> **GIVEN EXERCISE**
Output all of the entries exactly as written.

> **DATA ROWS**
┏━━
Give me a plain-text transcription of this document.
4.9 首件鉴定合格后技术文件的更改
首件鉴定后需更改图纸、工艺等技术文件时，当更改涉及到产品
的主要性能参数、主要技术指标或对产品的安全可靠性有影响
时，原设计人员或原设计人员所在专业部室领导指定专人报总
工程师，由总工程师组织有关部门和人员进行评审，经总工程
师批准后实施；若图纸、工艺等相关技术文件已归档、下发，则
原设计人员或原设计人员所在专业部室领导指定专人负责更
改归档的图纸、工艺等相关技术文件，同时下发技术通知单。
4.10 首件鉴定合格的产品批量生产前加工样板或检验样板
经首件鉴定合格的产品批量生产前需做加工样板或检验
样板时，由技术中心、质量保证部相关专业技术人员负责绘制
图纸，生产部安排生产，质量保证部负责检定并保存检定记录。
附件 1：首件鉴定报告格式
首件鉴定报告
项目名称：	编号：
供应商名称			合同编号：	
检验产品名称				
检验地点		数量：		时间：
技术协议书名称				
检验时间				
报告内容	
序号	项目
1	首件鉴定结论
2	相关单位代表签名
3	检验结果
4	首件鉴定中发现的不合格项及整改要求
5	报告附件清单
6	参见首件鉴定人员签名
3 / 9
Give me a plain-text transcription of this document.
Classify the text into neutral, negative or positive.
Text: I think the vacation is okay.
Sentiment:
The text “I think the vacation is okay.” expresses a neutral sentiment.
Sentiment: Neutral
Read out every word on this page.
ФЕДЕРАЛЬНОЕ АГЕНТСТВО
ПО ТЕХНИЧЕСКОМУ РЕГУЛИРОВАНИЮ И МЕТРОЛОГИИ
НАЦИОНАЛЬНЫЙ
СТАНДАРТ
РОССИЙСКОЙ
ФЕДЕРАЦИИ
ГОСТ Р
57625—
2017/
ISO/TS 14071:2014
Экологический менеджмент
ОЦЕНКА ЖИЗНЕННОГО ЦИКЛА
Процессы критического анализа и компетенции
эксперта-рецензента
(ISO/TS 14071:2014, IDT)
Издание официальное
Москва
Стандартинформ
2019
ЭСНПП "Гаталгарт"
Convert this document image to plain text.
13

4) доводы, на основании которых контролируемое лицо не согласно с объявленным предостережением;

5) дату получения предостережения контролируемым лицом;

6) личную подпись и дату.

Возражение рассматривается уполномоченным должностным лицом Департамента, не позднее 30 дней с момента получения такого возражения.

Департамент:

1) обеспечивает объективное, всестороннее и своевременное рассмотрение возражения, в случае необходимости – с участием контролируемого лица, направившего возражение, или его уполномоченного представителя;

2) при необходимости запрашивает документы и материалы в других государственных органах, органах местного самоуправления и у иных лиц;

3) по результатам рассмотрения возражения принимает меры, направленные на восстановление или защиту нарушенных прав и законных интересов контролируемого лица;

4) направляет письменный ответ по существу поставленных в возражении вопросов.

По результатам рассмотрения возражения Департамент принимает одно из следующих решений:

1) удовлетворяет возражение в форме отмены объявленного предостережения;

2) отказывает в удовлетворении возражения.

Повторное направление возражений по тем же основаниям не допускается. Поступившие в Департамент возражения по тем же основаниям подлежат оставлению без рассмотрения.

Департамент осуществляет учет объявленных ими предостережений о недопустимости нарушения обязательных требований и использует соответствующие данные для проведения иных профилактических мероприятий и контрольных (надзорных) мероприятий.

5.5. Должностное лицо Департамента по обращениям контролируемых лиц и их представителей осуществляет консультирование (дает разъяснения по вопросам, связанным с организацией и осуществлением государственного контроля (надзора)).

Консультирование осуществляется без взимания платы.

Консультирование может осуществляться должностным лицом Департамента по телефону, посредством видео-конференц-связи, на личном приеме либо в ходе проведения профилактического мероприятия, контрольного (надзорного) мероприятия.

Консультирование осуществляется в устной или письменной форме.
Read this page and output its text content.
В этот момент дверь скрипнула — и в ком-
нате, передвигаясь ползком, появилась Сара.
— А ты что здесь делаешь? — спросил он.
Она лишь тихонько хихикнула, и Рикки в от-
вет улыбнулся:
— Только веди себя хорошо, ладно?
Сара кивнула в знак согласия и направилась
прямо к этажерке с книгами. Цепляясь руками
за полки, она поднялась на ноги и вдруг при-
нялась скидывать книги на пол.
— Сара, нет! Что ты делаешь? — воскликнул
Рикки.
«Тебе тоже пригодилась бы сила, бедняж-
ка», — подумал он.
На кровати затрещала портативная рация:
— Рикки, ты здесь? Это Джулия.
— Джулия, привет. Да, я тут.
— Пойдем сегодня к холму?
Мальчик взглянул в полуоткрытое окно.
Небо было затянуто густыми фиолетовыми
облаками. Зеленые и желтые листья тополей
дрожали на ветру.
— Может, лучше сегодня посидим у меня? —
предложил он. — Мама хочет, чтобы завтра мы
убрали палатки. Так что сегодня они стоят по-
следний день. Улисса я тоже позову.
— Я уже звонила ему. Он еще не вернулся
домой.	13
┗━━
> **EXERCISE RESPONSE**
Give me a plain-text transcription of this document.
4.9 首件鉴定合格后技术文件的更改
首件鉴定后需更改图纸、工艺等技术文件时，当更改涉及到产品
的主要性能参数、主要技术指标或对产品的安全可靠性有影响
时，原设计人员或原设计人员所在专业部室领导指定专人报总
工程师，由总工程师组织有关部门和人员进行评审，经总工程
师批准后实施；若图纸、工艺等相关技术文件已归档、下发，则
原设计人员或原设计人员所在专业部室领导指定专人负责更
改归档的图纸、工艺等相关技术文件，同时下发技术通知单。
4.10 首件鉴定合格的产品批量生产前加工样板或检验样板
经首件鉴定合格的产品批量生产前需做加工样板或检验
样板时，由技术中心、质量保证部相关专业技术人员负责绘制
图纸，生产部安排生产，质量保证部负责检定并保存检定记录。
附件 1：首件鉴定报告格式
首件鉴定报告
项目名称：	编号：
供应商名称			合同编号：	
检验产品名称				
检验地点		数量：		时间：
技术协议书名称				
检验时间				
报告内容	
序号	项目
1	首件鉴定结论
2	相关单位代表签名
3	检验结果
4	首件鉴定中发现的不合格项及整改要求
5	报告附件清单
6	参见首件鉴定人员签名
3 / 9
Give me a plain-text transcription of this document.
Classify the text into neutral, negative or positive.
Text: I think the vacation is okay.
Sentiment:
The text “I think the vacation is okay.” expresses a neutral sentiment.
Sentiment: Neutral
Read out every word on this page.
ФЕДЕРАЛЬНОЕ АГЕНТСТВО
ПО ТЕХНИЧЕСКОМУ РЕГУЛИРОВАНИЮ И МЕТРОЛОГИИ
НАЦИОНАЛЬНЫЙ
СТАНДАРТ
РОССИЙСКОЙ
ФЕДЕРАЦИИ
ГОСТ Р
57625—
2017/
ISO/TS 14071:2014
Экологический менеджмент
ОЦЕНКА ЖИЗНЕННОГО ЦИКЛА
Процессы критического анализа и компетенции
эксперта-рецензента
(ISO/TS 14071:2014, IDT)
Издание официальное
Москва
Стандартинформ
2019
ЭСНПП "Гаталгарт"
Convert this document image to plain text.
13

4) доводы, на основании которых контролируемое лицо не согласно с объявленным предостережением;

5) дату получения предостережения контролируемым лицом;

6) личную подпись и дату.

Возражение рассматривается уполномоченным должностным лицом Департамента, не позднее 30 дней с момента получения такого возражения.

Департамент:

1) обеспечивает объективное, всестороннее и своевременное рассмотрение возражения, в случае необходимости – с участием контролируемого лица, направившего возражение, или его уполномоченного представителя;

2) при необходимости запрашивает документы и материалы в других государственных органах, органах местного самоуправления и у иных лиц;

3) по результатам рассмотрения возражения принимает меры, направленные на восстановление или защиту нарушенных прав и законных интересов контролируемого лица;

4) направляет письменный ответ по существу поставленных в возражении вопросов.

По результатам рассмотрения возражения Департамент принимает одно из следующих решений:

1) удовлетворяет возражение в форме отмены объявленного предостережения;

2) отказывает в удовлетворении возражения.

Повторное направление возражений по тем же основаниям не допускается. Поступившие в Департамент возражения по тем же основаниям подлежат оставлению без рассмотрения.

Департамент осуществляет учет объявленных ими предостережений о недопустимости нарушения обязательных требований и использует соответствующие данные для проведения иных профилактических мероприятий и контрольных (надзорных) мероприятий.

5.5. Должностное лицо Департамента по обращениям контролируемых лиц и их представителей осуществляет консультирование (дает разъяснения по вопросам, связанным с организацией и осуществлением государственного контроля (надзора)).

Консультирование осуществляется без взимания платы.

Консультирование может осуществляться должностным лицом Департамента по телефону, посредством видео-конференц-связи, на личном приеме либо в ходе проведения профилактического мероприятия, контрольного (надзорного) мероприятия.

Консультирование осуществляется в устной или письменной форме.
Read this page and output its text content.
В этот момент дверь скрипнула — и в ком-
нате, передвигаясь ползком, появилась Сара.
— А ты что здесь делаешь? — спросил он.
Она лишь тихонько хихикнула, и Рикки в от-
вет улыбнулся:
— Только веди себя хорошо, ладно?
Сара кивнула в знак согласия и направилась
прямо к этажерке с книгами. Цепляясь руками
за полки, она поднялась на ноги и вдруг при-
нялась скидывать книги на пол.
— Сара, нет! Что ты делаешь? — воскликнул
Рикки.
«Тебе тоже пригодилась бы сила, бедняж-
ка», — подумал он.
На кровати затрещала портативная рация:
— Рикки, ты здесь? Это Джулия.
— Джулия, привет. Да, я тут.
— Пойдем сегодня к холму?
Мальчик взглянул в полуоткрытое окно.
Небо было затянуто густыми фиолетовыми
облаками. Зеленые и желтые листья тополей
дрожали на ветру.
— Может, лучше сегодня посидим у меня? —
предложил он. — Мама хочет, чтобы завтра мы
убрали палатки. Так что сегодня они стоят по-
следний день. Улисса я тоже позову.
— Я уже звонила ему. Он еще не вернулся
домой.	13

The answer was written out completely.